- **INSTRUCTIONS FOR THE TASK**
Copy out each line of the material below that holds the string "Plugin".

- **SOURCE RECORDS**
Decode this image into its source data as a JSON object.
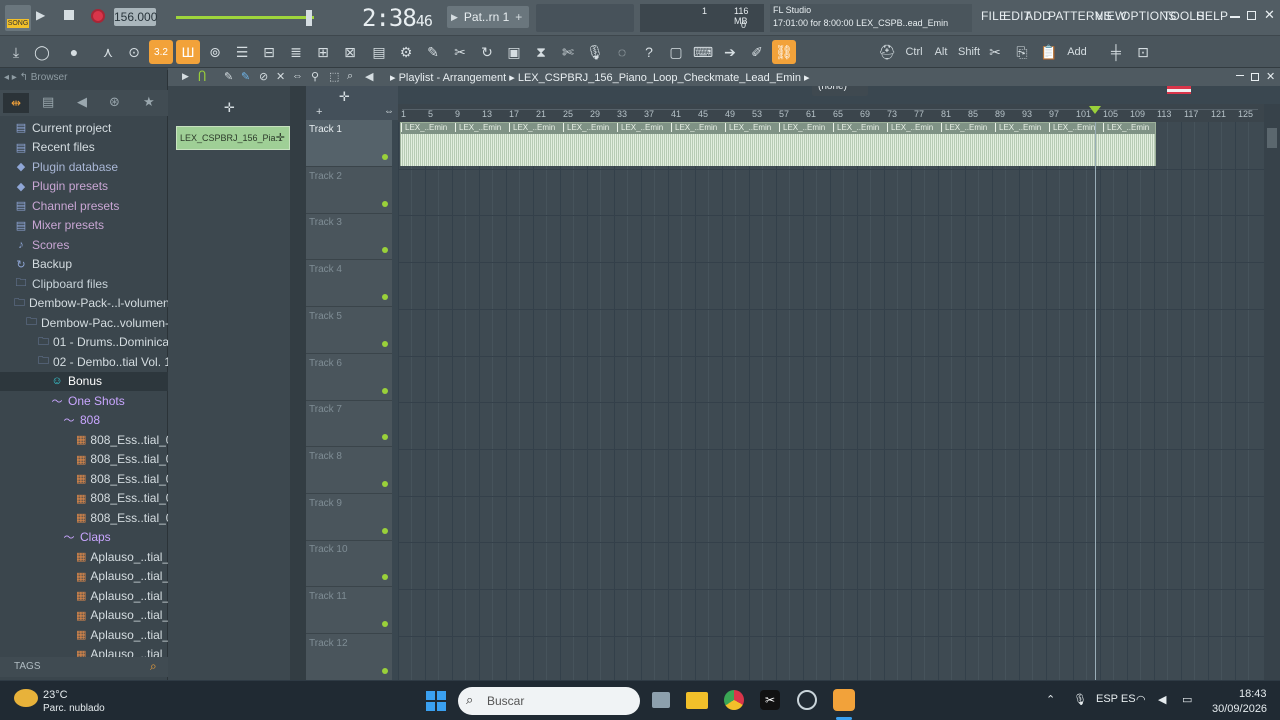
{
  "topbar": {
    "song_label": "SONG",
    "tempo": "156.000",
    "time": "2:38",
    "time_sub": "46",
    "pattern": "Pat..rn 1",
    "cpu_value": "1",
    "mem": "116 MB",
    "mem_sub": "0",
    "app_name": "FL Studio",
    "hint": "17:01:00 for 8:00:00  LEX_CSPB..ead_Emin",
    "menus": [
      "FILE",
      "EDIT",
      "ADD",
      "PATTERNS",
      "VIEW",
      "OPTIONS",
      "TOOLS",
      "HELP"
    ]
  },
  "toolbar": {
    "snap_value": "3.2",
    "none_select": "(none)",
    "keys": [
      "Ctrl",
      "Alt",
      "Shift"
    ],
    "add_label": "Add"
  },
  "browser": {
    "title": "Browser",
    "items": [
      {
        "label": "Current project",
        "color": "#d5dde1",
        "icon": "project-icon",
        "indent": 0
      },
      {
        "label": "Recent files",
        "color": "#d5dde1",
        "icon": "recent-icon",
        "indent": 0
      },
      {
        "label": "Plugin database",
        "color": "#a9b7d6",
        "icon": "plug-icon",
        "indent": 0
      },
      {
        "label": "Plugin presets",
        "color": "#c9a6d4",
        "icon": "plug-icon",
        "indent": 0
      },
      {
        "label": "Channel presets",
        "color": "#c9a6d4",
        "icon": "channel-icon",
        "indent": 0
      },
      {
        "label": "Mixer presets",
        "color": "#c9a6d4",
        "icon": "mixer-icon",
        "indent": 0
      },
      {
        "label": "Scores",
        "color": "#c9a6d4",
        "icon": "note-icon",
        "indent": 0
      },
      {
        "label": "Backup",
        "color": "#d5dde1",
        "icon": "backup-icon",
        "indent": 0
      },
      {
        "label": "Clipboard files",
        "color": "#c9d4da",
        "icon": "folder-icon",
        "indent": 0
      },
      {
        "label": "Dembow-Pack-..l-volumen-1",
        "color": "#d5dde1",
        "icon": "folder-icon",
        "indent": 0
      },
      {
        "label": "Dembow-Pac..volumen-1",
        "color": "#d5dde1",
        "icon": "folder-icon",
        "indent": 1
      },
      {
        "label": "01 - Drums..Dominicano",
        "color": "#d5dde1",
        "icon": "folder-icon",
        "indent": 2
      },
      {
        "label": "02 - Dembo..tial Vol. 1",
        "color": "#d5dde1",
        "icon": "folder-icon",
        "indent": 2
      },
      {
        "label": "Bonus",
        "color": "#ffffff",
        "icon": "smile-icon",
        "indent": 3
      },
      {
        "label": "One Shots",
        "color": "#c9a6ff",
        "icon": "wave-icon",
        "indent": 3
      },
      {
        "label": "808",
        "color": "#c9a6ff",
        "icon": "wave-icon",
        "indent": 4
      },
      {
        "label": "808_Ess..tial_01",
        "color": "#d5dde1",
        "icon": "sample-icon",
        "indent": 5
      },
      {
        "label": "808_Ess..tial_02",
        "color": "#d5dde1",
        "icon": "sample-icon",
        "indent": 5
      },
      {
        "label": "808_Ess..tial_03",
        "color": "#d5dde1",
        "icon": "sample-icon",
        "indent": 5
      },
      {
        "label": "808_Ess..tial_04",
        "color": "#d5dde1",
        "icon": "sample-icon",
        "indent": 5
      },
      {
        "label": "808_Ess..tial_05",
        "color": "#d5dde1",
        "icon": "sample-icon",
        "indent": 5
      },
      {
        "label": "Claps",
        "color": "#c9a6ff",
        "icon": "wave-icon",
        "indent": 4
      },
      {
        "label": "Aplauso_..tial_01",
        "color": "#d5dde1",
        "icon": "sample-icon",
        "indent": 5
      },
      {
        "label": "Aplauso_..tial_02",
        "color": "#d5dde1",
        "icon": "sample-icon",
        "indent": 5
      },
      {
        "label": "Aplauso_..tial_03",
        "color": "#d5dde1",
        "icon": "sample-icon",
        "indent": 5
      },
      {
        "label": "Aplauso_..tial_04",
        "color": "#d5dde1",
        "icon": "sample-icon",
        "indent": 5
      },
      {
        "label": "Aplauso_..tial_05",
        "color": "#d5dde1",
        "icon": "sample-icon",
        "indent": 5
      },
      {
        "label": "Aplauso_..tial_06",
        "color": "#d5dde1",
        "icon": "sample-icon",
        "indent": 5
      }
    ],
    "tags_label": "TAGS"
  },
  "playlist": {
    "title": "Playlist - Arrangement",
    "pattern_name": "LEX_CSPBRJ_156_Piano_Loop_Checkmate_Lead_Emin",
    "channel_name": "LEX_CSPBRJ_156_Pia...",
    "ruler": [
      "1",
      "5",
      "9",
      "13",
      "17",
      "21",
      "25",
      "29",
      "33",
      "37",
      "41",
      "45",
      "49",
      "53",
      "57",
      "61",
      "65",
      "69",
      "73",
      "77",
      "81",
      "85",
      "89",
      "93",
      "97",
      "101",
      "105",
      "109",
      "113",
      "117",
      "121",
      "125"
    ],
    "tracks": [
      "Track 1",
      "Track 2",
      "Track 3",
      "Track 4",
      "Track 5",
      "Track 6",
      "Track 7",
      "Track 8",
      "Track 9",
      "Track 10",
      "Track 11",
      "Track 12"
    ],
    "clip_label": "LEX_..Emin",
    "clip_repeats": 14
  },
  "taskbar": {
    "temp": "23°C",
    "weather": "Parc. nublado",
    "search_placeholder": "Buscar",
    "lang": "ESP ES",
    "clock": "18:43",
    "date": "30/09/2026"
  }
}
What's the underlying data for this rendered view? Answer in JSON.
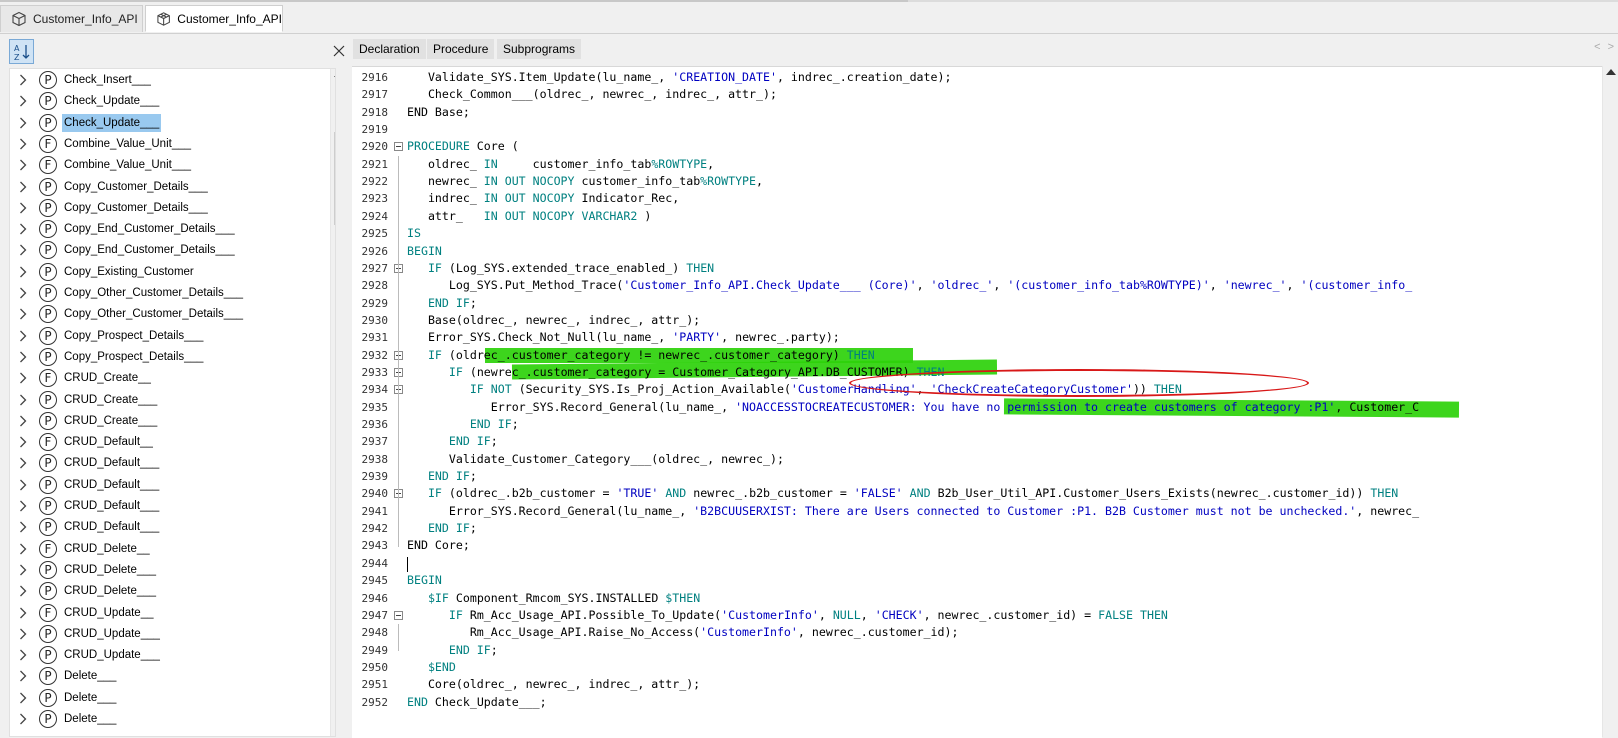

- **FINISHED ANSWER**
        "label": "Plugin database",
        "label": "Plugin presets",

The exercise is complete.